According to another aspect of the present disclosure, there is provided an inference method for a deep learning model.
Deep learning model prediction typically includes two modes, one is a decoding mode, which requires token-by-token prediction and takes much longer. The other is a verification mode, that is, given multiple tokens that have been generated, the confidence level (i.e., a top-level probability distribution) of each token in this result can be obtained. Since the verification mode can process the entire generation sequence at one time, it takes significantly less time than the decoding mode. The present disclosure combines the decoding process of the second deep learning model with smaller size and the verification process of the first deep learning model with larger size, thereby high-quality results can be quickly obtained, and the performance and inference effects are further improved.
In some embodiments, in step S501, the plurality of predicted tokens may be generated sequentially using the second deep learning model in the decoding mode. Because the size of the second deep learning model is smaller, the prediction result sequence, i.e., the plurality of predicted tokens, can be obtained quickly even using the decoding mode.
In an example embodiment, a input token sequence may be input into the second deep learning model to obtain the first predicted token output by the model, and then the input token sequence and the first predicted token are input into the model again to obtain the second predicted token output by the model, and so on, until the model outputs [End] token representing the end or representing the output tokens have reached a preset number. It will be appreciated that the plurality of predicted tokens may be generated sequentially by using the second deep learning model in other ways besides the above way, which will not be limited herein.
In some embodiments, in step S502, the respective confidence levels of the plurality of predicted tokens may be directly generated based on the plurality of predicted tokens using the first deep learning model in the verification mode. Since the size of the first deep learning model is larger, it takes longer to obtain the prediction result sequence if the decoding mode is used; the top-level probability distributions corresponding to the plurality of predicted tokens generated by the second deep learning model can be obtained using the verification mode.
In some embodiments, in step S503, the plurality of predicted tokens may be verified based on the generation sequence of the plurality of predicted tokens, and corresponding operations may be performed based on the verification results.
In some embodiments, in step S5031, in response to determining that the confidence level of the currently verified predicted token is lower than a preset threshold, it is indicated that the first deep learning model with larger size considers that the currently verified predicted token is inaccurate. Therefore, the first deep learning model may be used in the decoding mode to generate a correction token at the position of the predicted token and to replace the predicted token generated by the second deep learning model. The correction token may be used as the verified predicted token for final generation of the inference result.
In an example embodiment, in response to determining that the confidence level of the currently verified predicted token is lower than a preset threshold, all the predicted tokens prior to the currently verified predicted token may be input into the first deep learning model to obtain a token of the current position generated by the first deep learning model, i.e., a correction token.
In some embodiments, in step S5032, in response to determining that a preset token generation condition is satisfied, the second deep learning model is used in the decoding mode to regenerate sequentially at least one predicted token from the next position of the correction token based on the correction token. And then, after the at least one predicted token has been generated or other abortion generation conditions are met, the first deep learning model is used in the verification mode to generate the confidence level of the at least one predicted token based on the regenerated at least one predicted token and then to verify the at least one predicted token. The above process may be repeated until all of the predicted tokens are verified.
According to some embodiments, the preset token generation condition may include that the number of generated tokens is less than a preset number. In other words, a preset number may be set, and predicted tokens may be generated and verified in units of the preset number, and after the completion of the verification, the predicted tokens may continue to be generated and verified in units of the preset number until the generation process is completed, for example, an [End] token with a high level of confidence has been generated.

■ Provided entries
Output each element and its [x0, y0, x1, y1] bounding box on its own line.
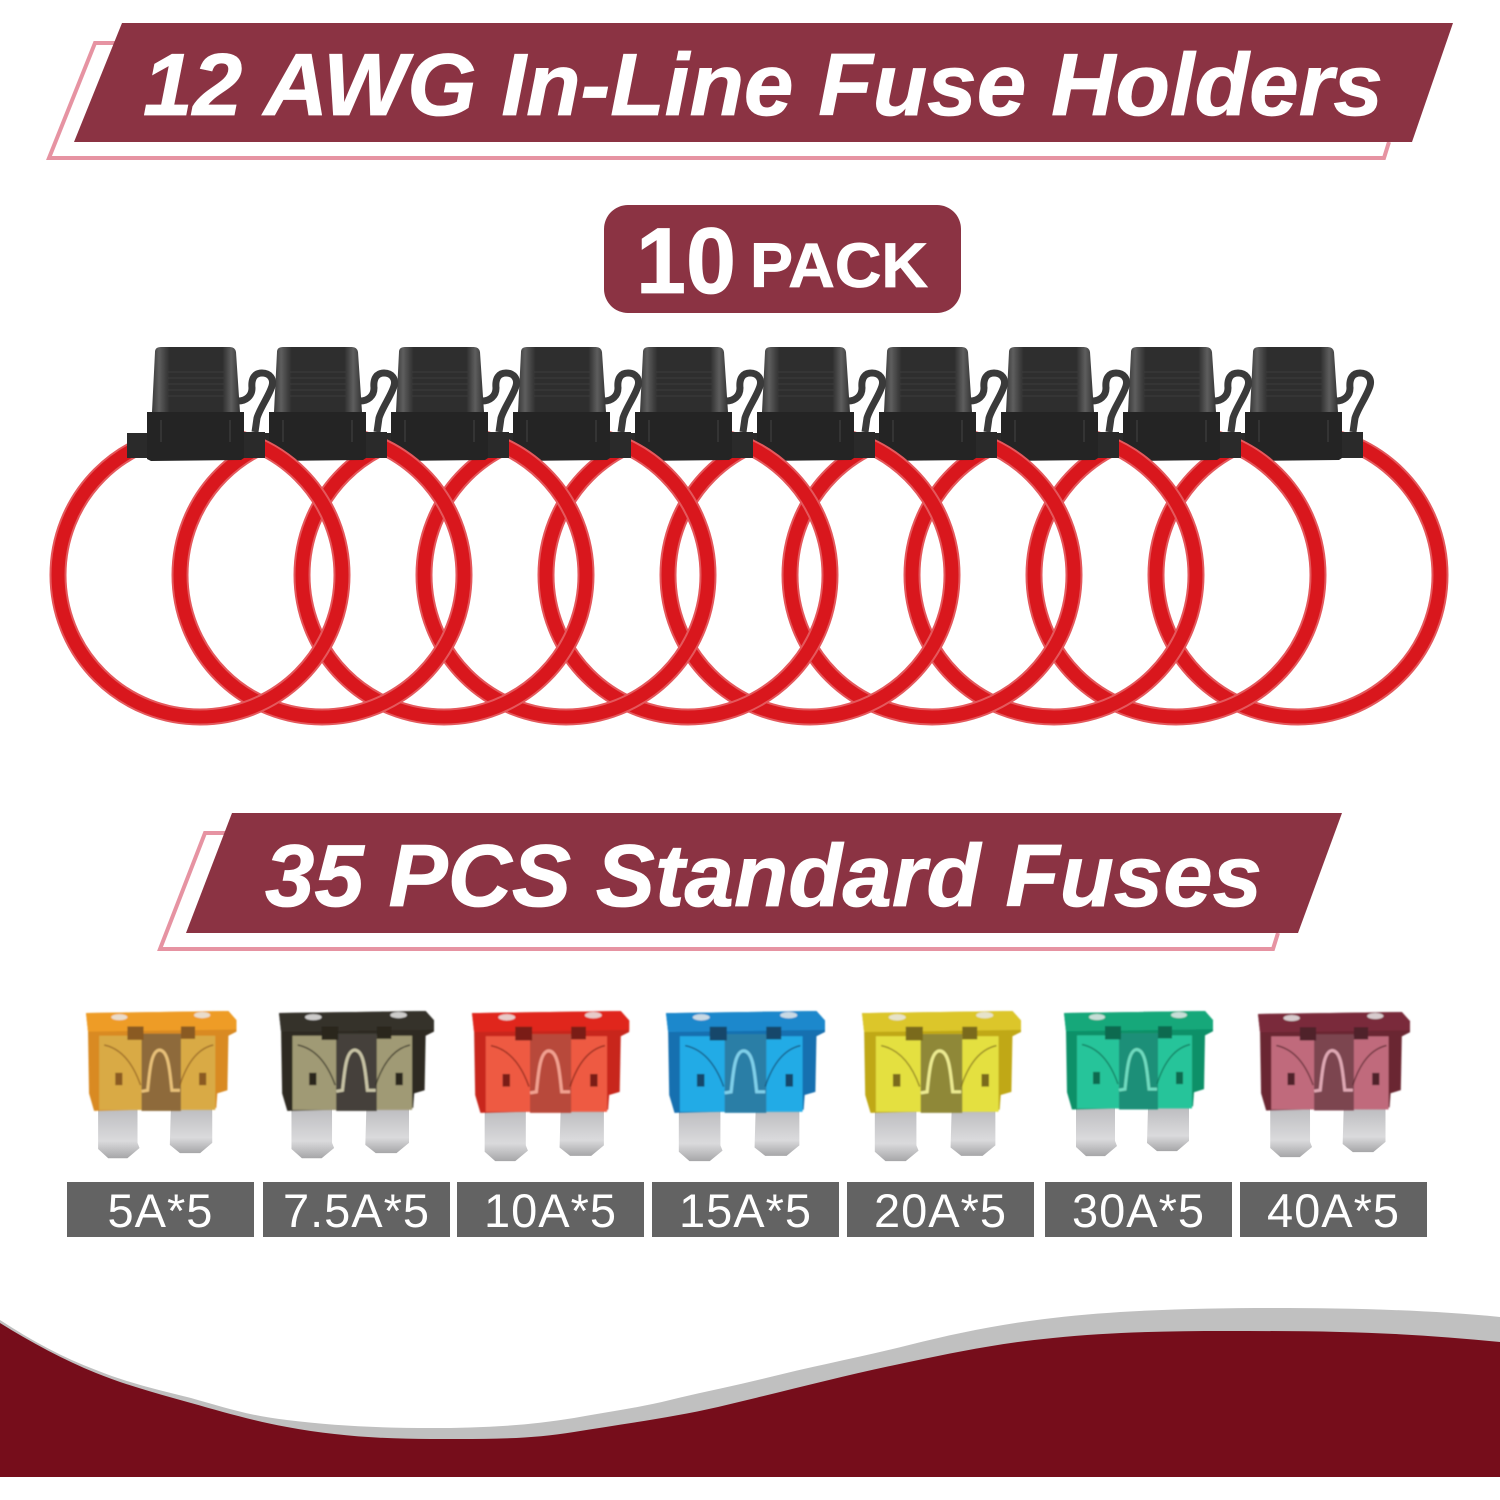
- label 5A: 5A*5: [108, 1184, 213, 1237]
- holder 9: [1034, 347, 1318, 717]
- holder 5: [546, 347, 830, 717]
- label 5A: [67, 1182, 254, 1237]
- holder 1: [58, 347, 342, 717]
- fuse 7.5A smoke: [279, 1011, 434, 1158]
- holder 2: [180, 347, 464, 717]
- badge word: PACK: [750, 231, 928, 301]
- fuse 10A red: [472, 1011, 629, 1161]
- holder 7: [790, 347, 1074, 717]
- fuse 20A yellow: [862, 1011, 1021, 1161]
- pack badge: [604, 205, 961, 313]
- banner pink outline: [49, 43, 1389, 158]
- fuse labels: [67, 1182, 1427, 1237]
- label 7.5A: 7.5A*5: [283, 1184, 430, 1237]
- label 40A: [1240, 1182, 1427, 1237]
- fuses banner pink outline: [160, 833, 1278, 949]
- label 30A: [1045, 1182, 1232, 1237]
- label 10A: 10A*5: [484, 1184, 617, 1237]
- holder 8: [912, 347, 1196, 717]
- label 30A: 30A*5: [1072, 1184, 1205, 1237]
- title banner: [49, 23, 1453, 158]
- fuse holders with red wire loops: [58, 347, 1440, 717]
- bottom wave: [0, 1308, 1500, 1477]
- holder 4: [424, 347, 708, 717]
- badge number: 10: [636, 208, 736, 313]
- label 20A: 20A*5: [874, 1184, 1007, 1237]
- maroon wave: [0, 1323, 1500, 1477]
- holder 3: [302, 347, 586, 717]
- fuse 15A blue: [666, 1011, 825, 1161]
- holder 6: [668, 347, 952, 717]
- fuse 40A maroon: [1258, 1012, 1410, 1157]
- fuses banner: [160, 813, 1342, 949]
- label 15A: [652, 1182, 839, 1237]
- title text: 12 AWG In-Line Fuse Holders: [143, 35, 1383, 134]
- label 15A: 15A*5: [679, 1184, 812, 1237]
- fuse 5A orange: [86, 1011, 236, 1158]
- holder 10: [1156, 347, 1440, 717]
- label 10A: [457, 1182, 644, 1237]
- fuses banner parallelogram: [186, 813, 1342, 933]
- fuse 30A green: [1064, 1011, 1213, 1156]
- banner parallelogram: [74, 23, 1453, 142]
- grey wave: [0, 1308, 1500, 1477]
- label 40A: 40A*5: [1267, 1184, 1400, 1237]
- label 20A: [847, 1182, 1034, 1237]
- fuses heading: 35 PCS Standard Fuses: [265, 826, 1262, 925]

■ Problems
[A] Render every line of the records as a numbered list, skipping blank lines and omitting the picture.
[B] Resume the passage on deep learning model inference after its final sentence.

■ Expected responses
[A]
1. Output each element and its [x0, y0, x1, y1] bounding box on its own line.
2. - label 5A: 5A*5: [108, 1184, 213, 1237]
3. - holder 9: [1034, 347, 1318, 717]
4. - holder 5: [546, 347, 830, 717]
5. - label 5A: [67, 1182, 254, 1237]
6. - holder 1: [58, 347, 342, 717]
7. - fuse 7.5A smoke: [279, 1011, 434, 1158]
8. - holder 2: [180, 347, 464, 717]
9. - badge word: PACK: [750, 231, 928, 301]
10. - fuse 10A red: [472, 1011, 629, 1161]
11. - holder 7: [790, 347, 1074, 717]
12. - fuse 20A yellow: [862, 1011, 1021, 1161]
13. - pack badge: [604, 205, 961, 313]
14. - banner pink outline: [49, 43, 1389, 158]
15. - fuse labels: [67, 1182, 1427, 1237]
16. - label 7.5A: 7.5A*5: [283, 1184, 430, 1237]
17. - label 40A: [1240, 1182, 1427, 1237]
18. - fuses banner pink outline: [160, 833, 1278, 949]
19. - label 30A: [1045, 1182, 1232, 1237]
20. - label 10A: 10A*5: [484, 1184, 617, 1237]
21. - holder 8: [912, 347, 1196, 717]
22. - label 30A: 30A*5: [1072, 1184, 1205, 1237]
23. - title banner: [49, 23, 1453, 158]
24. - fuse holders with red wire loops: [58, 347, 1440, 717]
25. - bottom wave: [0, 1308, 1500, 1477]
26. - holder 4: [424, 347, 708, 717]
27. - badge number: 10: [636, 208, 736, 313]
28. - label 20A: 20A*5: [874, 1184, 1007, 1237]
29. - maroon wave: [0, 1323, 1500, 1477]
30. - holder 3: [302, 347, 586, 717]
31. - fuse 15A blue: [666, 1011, 825, 1161]
32. - holder 6: [668, 347, 952, 717]
33. - fuse 40A maroon: [1258, 1012, 1410, 1157]
34. - fuses banner: [160, 813, 1342, 949]
35. - label 15A: [652, 1182, 839, 1237]
36. - title text: 12 AWG In-Line Fuse Holders: [143, 35, 1383, 134]
37. - label 15A: 15A*5: [679, 1184, 812, 1237]
38. - fuse 5A orange: [86, 1011, 236, 1158]
39. - holder 10: [1156, 347, 1440, 717]
40. - label 10A: [457, 1182, 644, 1237]
41. - fuses banner parallelogram: [186, 813, 1342, 933]
42. - fuse 30A green: [1064, 1011, 1213, 1156]
43. - banner parallelogram: [74, 23, 1453, 142]
44. - grey wave: [0, 1308, 1500, 1477]
45. - label 40A: 40A*5: [1267, 1184, 1400, 1237]
46. - label 20A: [847, 1182, 1034, 1237]
47. - fuses heading: 35 PCS Standard Fuses: [265, 826, 1262, 925]

[B]
Thereby, in the above manner, the upper limit of the length of the sequence of the predicted tokens being generated and verified can be controlled to avoid generating and verifying an excessively long predicted token sequence which would lead to performance degradation.
According to some embodiments, the preset token generation condition may include that the correction token indicates that the token generation has not ended. In an example embodiment, if the correction token is not an [End] token, then the preset generation condition is not met and the predicted tokens need be regenerated sequentially using the second deep learning model.
According to some embodiments, in step S503, the verifying the plurality of predicted tokens based on the generation sequence of the plurality of predicted tokens to obtain the inference result may further include: in response to determining that the confidence level of the currently verified predicted token is not lower than the preset threshold, retaining the predicted token as the verified predicted token.
Therefore, in the foregoing manner, it is enabled that the finally retained predicted tokens all have high confidence levels, thereby ensuring the quality of the generated inference result.
In some embodiments, in step S5033, contents corresponding to each of the verified predicted tokens, such as characters, images, speech, and the like, may be determined, and further the contents may be integrated to obtain the corresponding inference result.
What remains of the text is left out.